Part of a data file

● ● ●

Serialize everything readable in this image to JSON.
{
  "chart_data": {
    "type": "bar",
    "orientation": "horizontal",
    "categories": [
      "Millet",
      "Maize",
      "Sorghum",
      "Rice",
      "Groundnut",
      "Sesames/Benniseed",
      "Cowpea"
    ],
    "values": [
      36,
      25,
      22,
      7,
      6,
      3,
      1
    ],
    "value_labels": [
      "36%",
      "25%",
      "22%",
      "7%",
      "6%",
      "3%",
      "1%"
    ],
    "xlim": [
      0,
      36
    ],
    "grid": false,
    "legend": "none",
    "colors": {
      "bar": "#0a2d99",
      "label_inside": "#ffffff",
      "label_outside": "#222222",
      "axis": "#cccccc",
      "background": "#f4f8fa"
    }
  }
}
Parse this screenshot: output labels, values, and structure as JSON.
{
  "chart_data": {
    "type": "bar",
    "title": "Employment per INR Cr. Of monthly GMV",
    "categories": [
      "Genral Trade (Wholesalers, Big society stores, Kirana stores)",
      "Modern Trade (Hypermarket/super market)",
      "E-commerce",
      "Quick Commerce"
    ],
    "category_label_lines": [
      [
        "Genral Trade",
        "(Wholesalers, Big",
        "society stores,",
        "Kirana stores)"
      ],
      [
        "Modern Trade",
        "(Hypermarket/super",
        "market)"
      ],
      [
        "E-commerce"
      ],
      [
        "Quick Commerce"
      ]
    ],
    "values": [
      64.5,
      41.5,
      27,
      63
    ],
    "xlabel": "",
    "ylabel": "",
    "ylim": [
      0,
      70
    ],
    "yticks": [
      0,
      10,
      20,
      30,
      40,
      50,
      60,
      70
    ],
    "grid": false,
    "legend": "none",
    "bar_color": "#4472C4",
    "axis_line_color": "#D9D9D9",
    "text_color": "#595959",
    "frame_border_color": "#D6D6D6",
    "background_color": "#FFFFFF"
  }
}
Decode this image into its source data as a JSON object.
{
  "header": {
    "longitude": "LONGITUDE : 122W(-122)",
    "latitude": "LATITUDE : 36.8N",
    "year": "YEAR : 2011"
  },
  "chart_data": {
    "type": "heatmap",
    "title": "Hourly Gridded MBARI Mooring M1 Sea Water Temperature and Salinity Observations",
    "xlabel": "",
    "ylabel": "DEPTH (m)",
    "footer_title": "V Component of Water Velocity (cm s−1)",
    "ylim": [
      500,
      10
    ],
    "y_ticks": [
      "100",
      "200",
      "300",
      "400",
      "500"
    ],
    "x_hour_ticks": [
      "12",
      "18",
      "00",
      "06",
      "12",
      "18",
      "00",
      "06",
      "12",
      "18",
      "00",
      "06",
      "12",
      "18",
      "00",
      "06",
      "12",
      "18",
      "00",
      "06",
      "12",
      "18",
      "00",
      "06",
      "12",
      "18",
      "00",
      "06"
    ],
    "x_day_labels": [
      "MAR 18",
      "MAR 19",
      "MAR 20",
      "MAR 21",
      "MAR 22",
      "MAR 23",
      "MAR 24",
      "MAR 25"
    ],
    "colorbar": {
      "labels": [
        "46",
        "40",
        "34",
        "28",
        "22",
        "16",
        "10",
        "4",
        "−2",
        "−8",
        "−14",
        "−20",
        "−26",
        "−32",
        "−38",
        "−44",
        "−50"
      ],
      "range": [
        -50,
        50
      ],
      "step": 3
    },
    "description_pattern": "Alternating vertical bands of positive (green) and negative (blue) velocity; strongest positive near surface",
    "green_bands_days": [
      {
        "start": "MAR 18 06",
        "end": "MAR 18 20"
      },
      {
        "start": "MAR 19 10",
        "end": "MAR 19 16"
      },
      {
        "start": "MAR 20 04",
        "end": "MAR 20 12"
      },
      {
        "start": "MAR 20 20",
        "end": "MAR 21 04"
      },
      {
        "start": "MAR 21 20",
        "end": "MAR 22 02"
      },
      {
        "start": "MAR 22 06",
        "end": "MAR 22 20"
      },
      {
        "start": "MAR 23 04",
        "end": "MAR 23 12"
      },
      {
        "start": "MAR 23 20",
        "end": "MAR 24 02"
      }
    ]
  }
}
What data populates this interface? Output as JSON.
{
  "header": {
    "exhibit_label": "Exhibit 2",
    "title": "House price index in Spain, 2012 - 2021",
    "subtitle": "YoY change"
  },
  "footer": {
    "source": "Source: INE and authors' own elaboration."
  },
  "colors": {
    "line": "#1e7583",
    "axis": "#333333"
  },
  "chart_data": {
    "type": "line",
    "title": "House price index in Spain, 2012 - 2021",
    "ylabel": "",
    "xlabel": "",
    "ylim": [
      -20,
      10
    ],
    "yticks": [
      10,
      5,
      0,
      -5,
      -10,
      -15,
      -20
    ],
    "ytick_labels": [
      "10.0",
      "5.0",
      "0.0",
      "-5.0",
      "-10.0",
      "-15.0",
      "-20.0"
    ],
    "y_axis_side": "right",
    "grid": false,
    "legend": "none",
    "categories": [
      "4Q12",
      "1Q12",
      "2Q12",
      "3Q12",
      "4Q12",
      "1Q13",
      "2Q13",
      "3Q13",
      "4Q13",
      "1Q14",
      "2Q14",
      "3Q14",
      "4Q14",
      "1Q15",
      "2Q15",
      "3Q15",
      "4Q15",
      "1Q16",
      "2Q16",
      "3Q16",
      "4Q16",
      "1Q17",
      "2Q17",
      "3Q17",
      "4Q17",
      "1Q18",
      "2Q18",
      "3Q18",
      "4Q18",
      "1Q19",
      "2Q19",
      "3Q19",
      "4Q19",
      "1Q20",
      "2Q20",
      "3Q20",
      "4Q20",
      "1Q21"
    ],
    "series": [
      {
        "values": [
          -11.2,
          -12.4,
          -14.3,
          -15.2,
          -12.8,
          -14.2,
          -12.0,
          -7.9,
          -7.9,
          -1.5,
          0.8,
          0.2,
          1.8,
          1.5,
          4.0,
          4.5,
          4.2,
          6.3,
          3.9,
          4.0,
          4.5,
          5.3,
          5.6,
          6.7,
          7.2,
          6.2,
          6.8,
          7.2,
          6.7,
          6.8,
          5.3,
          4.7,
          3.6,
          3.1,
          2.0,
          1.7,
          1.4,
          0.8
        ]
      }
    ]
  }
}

● ● ●

• Brief:
Looking at the records above, tally the lines holding "Water" and reply with that number only.

• Answer for this exercise:
2